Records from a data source
++++++++++++++++++++
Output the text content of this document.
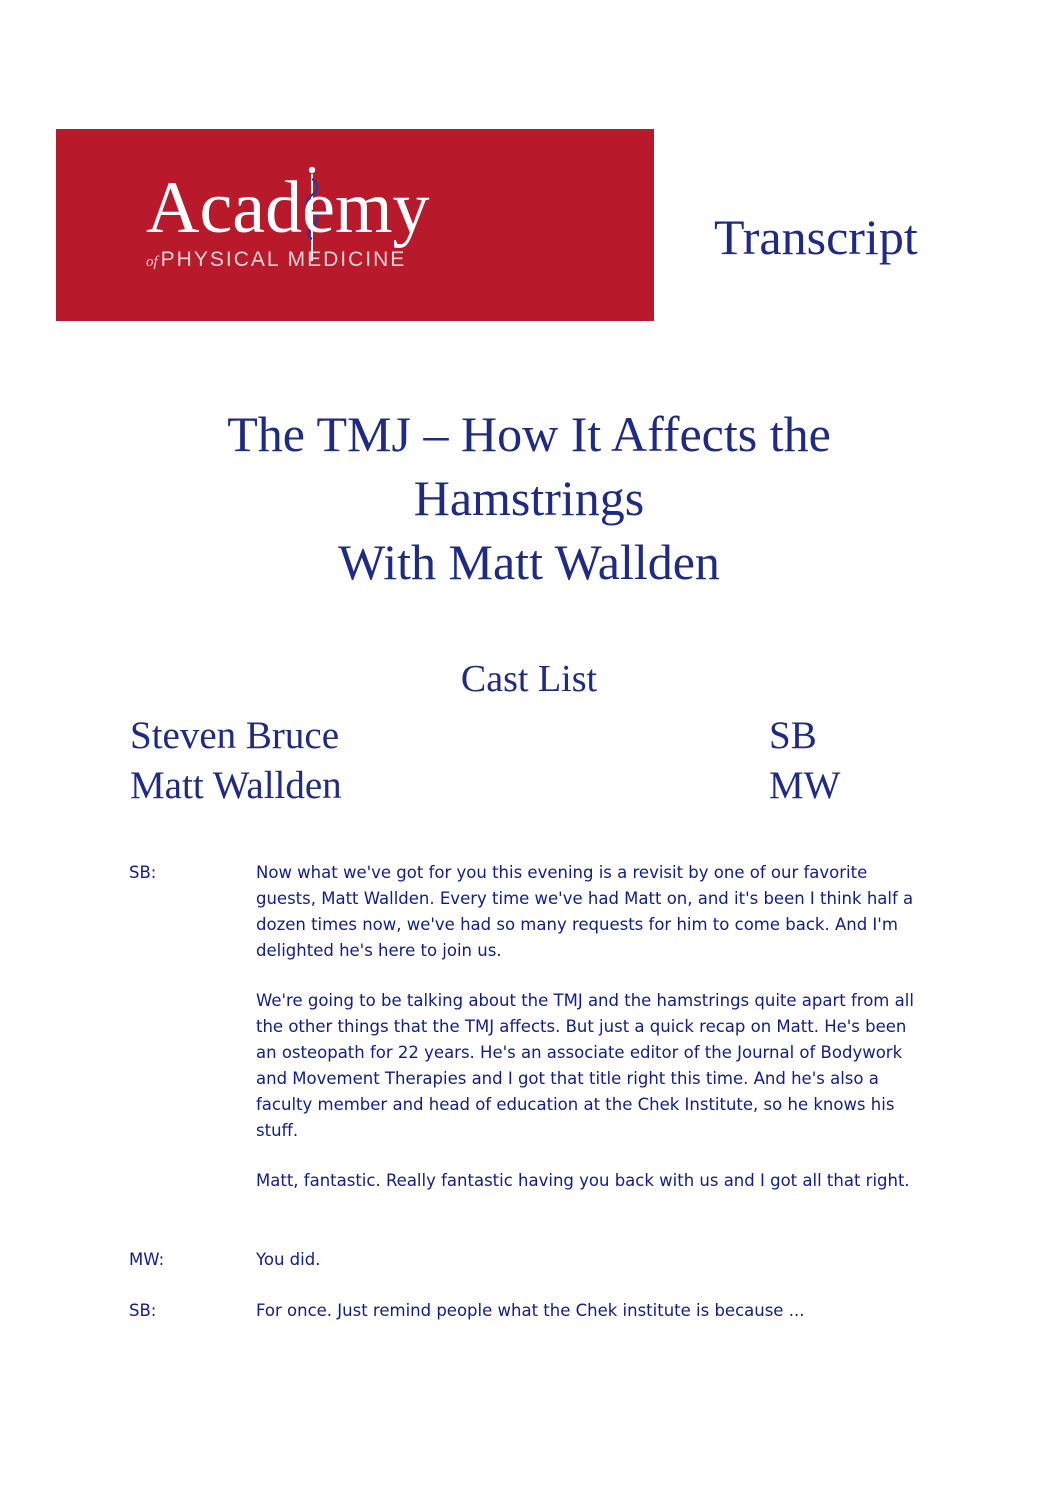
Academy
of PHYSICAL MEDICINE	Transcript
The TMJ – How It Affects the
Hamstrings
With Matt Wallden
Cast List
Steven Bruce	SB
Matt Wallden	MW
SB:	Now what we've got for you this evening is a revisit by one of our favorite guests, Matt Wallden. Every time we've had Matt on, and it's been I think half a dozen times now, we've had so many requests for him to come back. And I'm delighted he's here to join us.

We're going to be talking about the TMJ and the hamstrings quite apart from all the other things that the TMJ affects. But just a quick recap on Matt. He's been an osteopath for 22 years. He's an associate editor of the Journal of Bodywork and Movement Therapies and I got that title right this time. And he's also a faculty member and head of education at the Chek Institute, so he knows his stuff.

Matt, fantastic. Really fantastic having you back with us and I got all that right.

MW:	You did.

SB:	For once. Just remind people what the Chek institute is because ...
++++++++++++++++++++
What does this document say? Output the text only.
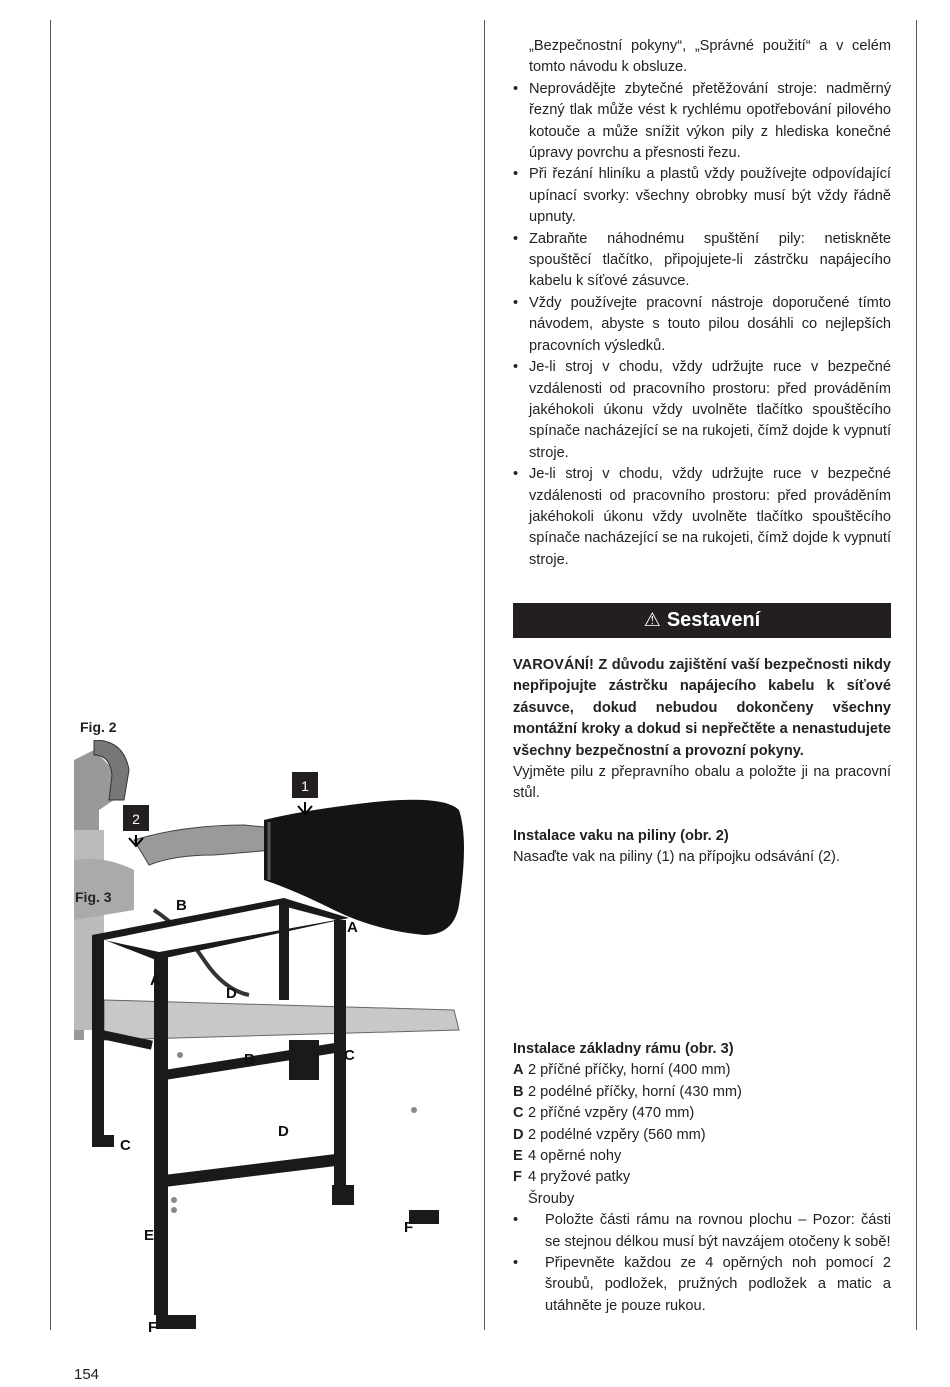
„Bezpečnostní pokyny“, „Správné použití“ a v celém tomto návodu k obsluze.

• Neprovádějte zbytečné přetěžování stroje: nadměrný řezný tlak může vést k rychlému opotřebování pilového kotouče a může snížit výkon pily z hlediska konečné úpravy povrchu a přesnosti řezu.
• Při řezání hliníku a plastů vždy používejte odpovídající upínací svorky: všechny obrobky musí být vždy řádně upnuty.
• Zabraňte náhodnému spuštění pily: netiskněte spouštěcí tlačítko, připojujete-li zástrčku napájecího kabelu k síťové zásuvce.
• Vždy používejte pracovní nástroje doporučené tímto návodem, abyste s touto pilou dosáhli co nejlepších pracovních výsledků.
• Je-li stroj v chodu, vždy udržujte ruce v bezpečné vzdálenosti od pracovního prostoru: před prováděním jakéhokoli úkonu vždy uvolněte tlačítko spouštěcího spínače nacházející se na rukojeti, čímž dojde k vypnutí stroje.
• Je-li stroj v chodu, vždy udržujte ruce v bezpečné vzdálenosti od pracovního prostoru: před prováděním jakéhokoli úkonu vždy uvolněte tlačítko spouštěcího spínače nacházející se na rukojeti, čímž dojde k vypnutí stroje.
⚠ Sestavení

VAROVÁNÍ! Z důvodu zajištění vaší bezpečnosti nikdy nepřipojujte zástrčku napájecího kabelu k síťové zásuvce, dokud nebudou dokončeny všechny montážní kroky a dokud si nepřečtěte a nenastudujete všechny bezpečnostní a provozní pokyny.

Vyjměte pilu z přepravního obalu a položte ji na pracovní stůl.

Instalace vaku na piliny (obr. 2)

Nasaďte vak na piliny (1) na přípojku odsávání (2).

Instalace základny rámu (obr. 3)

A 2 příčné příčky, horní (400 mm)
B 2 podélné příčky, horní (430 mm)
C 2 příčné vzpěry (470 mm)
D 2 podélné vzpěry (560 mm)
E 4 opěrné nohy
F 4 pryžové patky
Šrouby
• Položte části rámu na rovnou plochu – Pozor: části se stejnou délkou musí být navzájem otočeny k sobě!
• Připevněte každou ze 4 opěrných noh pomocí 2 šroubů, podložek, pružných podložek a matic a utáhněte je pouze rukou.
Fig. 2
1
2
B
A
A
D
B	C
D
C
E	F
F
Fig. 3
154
++++++++++++++++++++
EXERCISE GOAL –
Look over the records above and copy each line that includes the string "back".

THE ANSWER –
SB:	Now what we've got for you this evening is a revisit by one of our favorite guests, Matt Wallden. Every time we've had Matt on, and it's been I think half a dozen times now, we've had so many requests for him to come back. And I'm delighted he's here to join us.
Matt, fantastic. Really fantastic having you back with us and I got all that right.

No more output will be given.